■ TASK REQUIREMENTS ■
Write out every line of the records below with no changes to a single character.

(Dataset records)
╭──
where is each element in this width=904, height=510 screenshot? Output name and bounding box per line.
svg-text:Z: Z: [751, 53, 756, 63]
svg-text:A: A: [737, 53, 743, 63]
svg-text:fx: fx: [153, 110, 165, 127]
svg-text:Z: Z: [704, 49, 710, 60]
╰──
■ EXERCISE ANSWER ■
where is each element in this width=904, height=510 screenshot? Output name and bounding box per line.
svg-text:Z: Z: [751, 53, 756, 63]
svg-text:A: A: [737, 53, 743, 63]
svg-text:fx: fx: [153, 110, 165, 127]
svg-text:Z: Z: [704, 49, 710, 60]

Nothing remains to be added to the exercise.